> **WORK TO BE COMPLETED**: From the material below, list every line containing "Needs".

> **ENTRIES PROVIDED**:
* * *

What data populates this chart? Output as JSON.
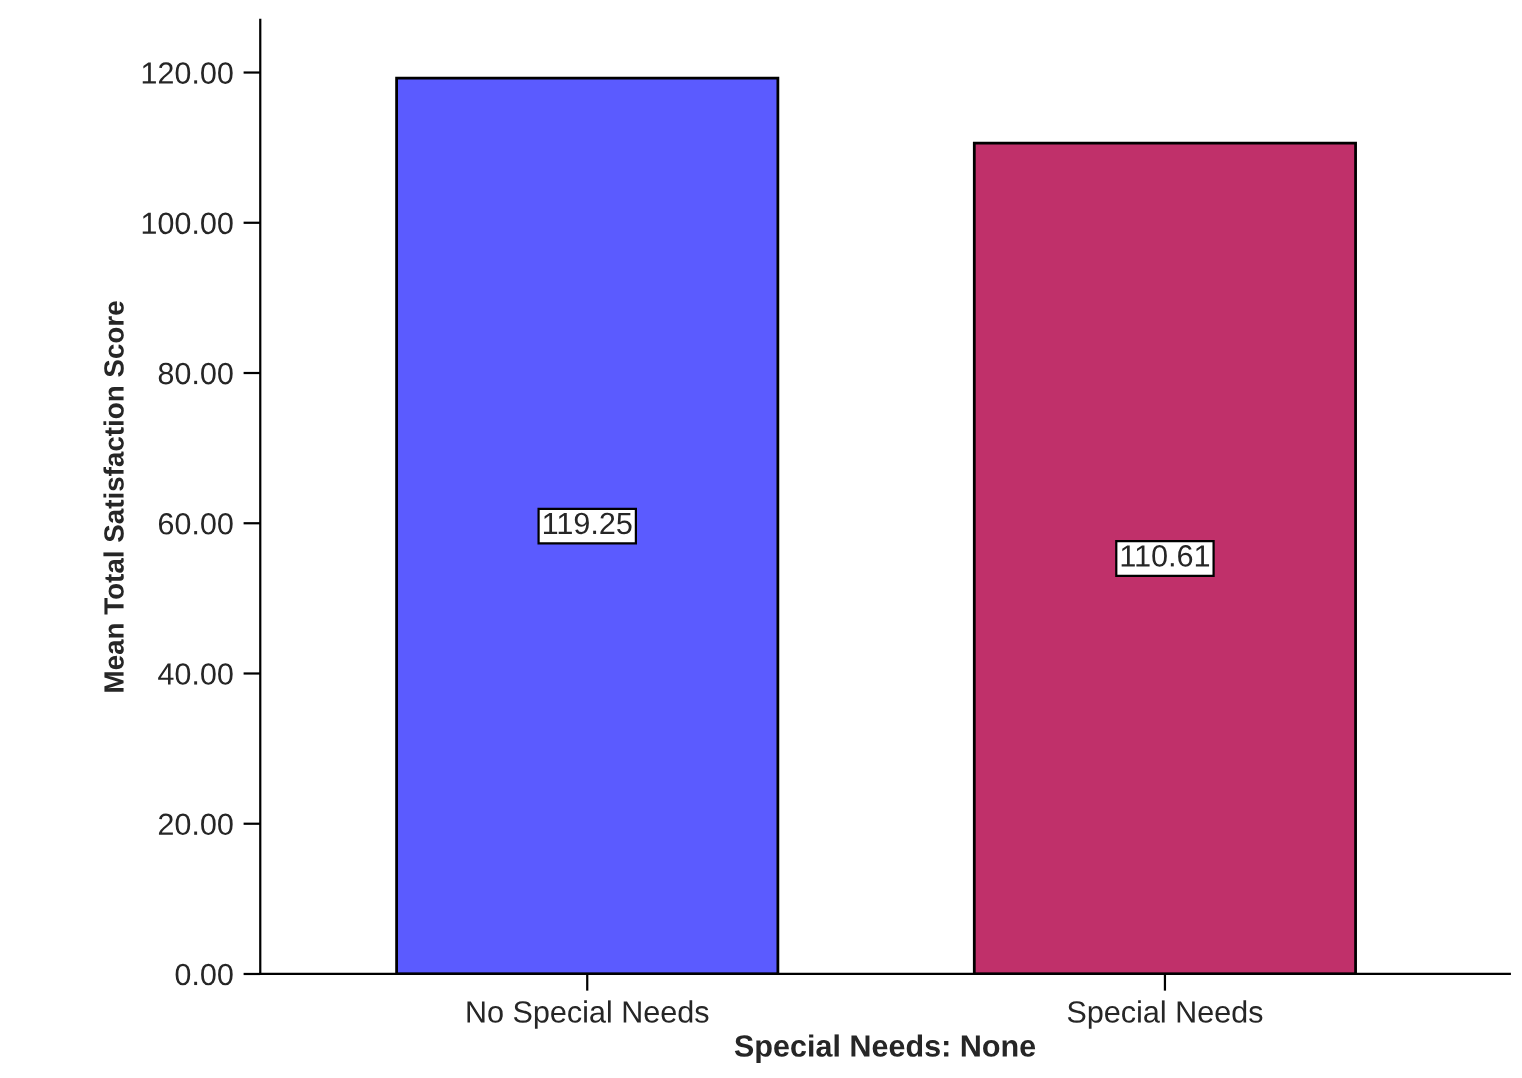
{
  "chart_data": {
    "type": "bar",
    "xlabel": "Special Needs: None",
    "ylabel": "Mean Total Satisfaction Score",
    "categories": [
      "No Special Needs",
      "Special Needs"
    ],
    "values": [
      119.25,
      110.61
    ],
    "colors": [
      "#5b5bff",
      "#c0306a"
    ],
    "data_labels": true,
    "ylim": [
      0,
      127
    ],
    "yticks": [
      {
        "value": 0,
        "label": "0.00"
      },
      {
        "value": 20,
        "label": "20.00"
      },
      {
        "value": 40,
        "label": "40.00"
      },
      {
        "value": 60,
        "label": "60.00"
      },
      {
        "value": 80,
        "label": "80.00"
      },
      {
        "value": 100,
        "label": "100.00"
      },
      {
        "value": 120,
        "label": "120.00"
      }
    ],
    "grid": false
  }
}
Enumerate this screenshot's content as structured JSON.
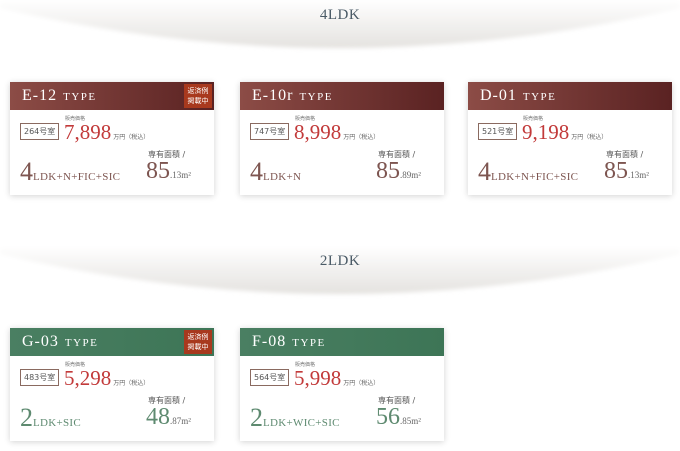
{
  "sections": [
    {
      "title": "4LDK",
      "theme": "brown",
      "cards": [
        {
          "code": "E-12",
          "type_word": "TYPE",
          "badge": [
            "返済例",
            "掲載中"
          ],
          "unit": "264号室",
          "price_label": "販売価格",
          "price": "7,898",
          "price_unit": "万円（税込）",
          "layout_num": "4",
          "layout_rest": "LDK+N+FIC+SIC",
          "area_label": "専有面積 /",
          "area_int": "85",
          "area_dec": ".13m²"
        },
        {
          "code": "E-10r",
          "type_word": "TYPE",
          "unit": "747号室",
          "price_label": "販売価格",
          "price": "8,998",
          "price_unit": "万円（税込）",
          "layout_num": "4",
          "layout_rest": "LDK+N",
          "area_label": "専有面積 /",
          "area_int": "85",
          "area_dec": ".89m²"
        },
        {
          "code": "D-01",
          "type_word": "TYPE",
          "unit": "521号室",
          "price_label": "販売価格",
          "price": "9,198",
          "price_unit": "万円（税込）",
          "layout_num": "4",
          "layout_rest": "LDK+N+FIC+SIC",
          "area_label": "専有面積 /",
          "area_int": "85",
          "area_dec": ".13m²"
        }
      ]
    },
    {
      "title": "2LDK",
      "theme": "green",
      "cards": [
        {
          "code": "G-03",
          "type_word": "TYPE",
          "badge": [
            "返済例",
            "掲載中"
          ],
          "unit": "483号室",
          "price_label": "販売価格",
          "price": "5,298",
          "price_unit": "万円（税込）",
          "layout_num": "2",
          "layout_rest": "LDK+SIC",
          "area_label": "専有面積 /",
          "area_int": "48",
          "area_dec": ".87m²"
        },
        {
          "code": "F-08",
          "type_word": "TYPE",
          "unit": "564号室",
          "price_label": "販売価格",
          "price": "5,998",
          "price_unit": "万円（税込）",
          "layout_num": "2",
          "layout_rest": "LDK+WIC+SIC",
          "area_label": "専有面積 /",
          "area_int": "56",
          "area_dec": ".85m²"
        }
      ]
    }
  ]
}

* * *

> **RIGHT ANSWER**:
    "xlabel": "Special Needs: None",
      "No Special Needs",
      "Special Needs"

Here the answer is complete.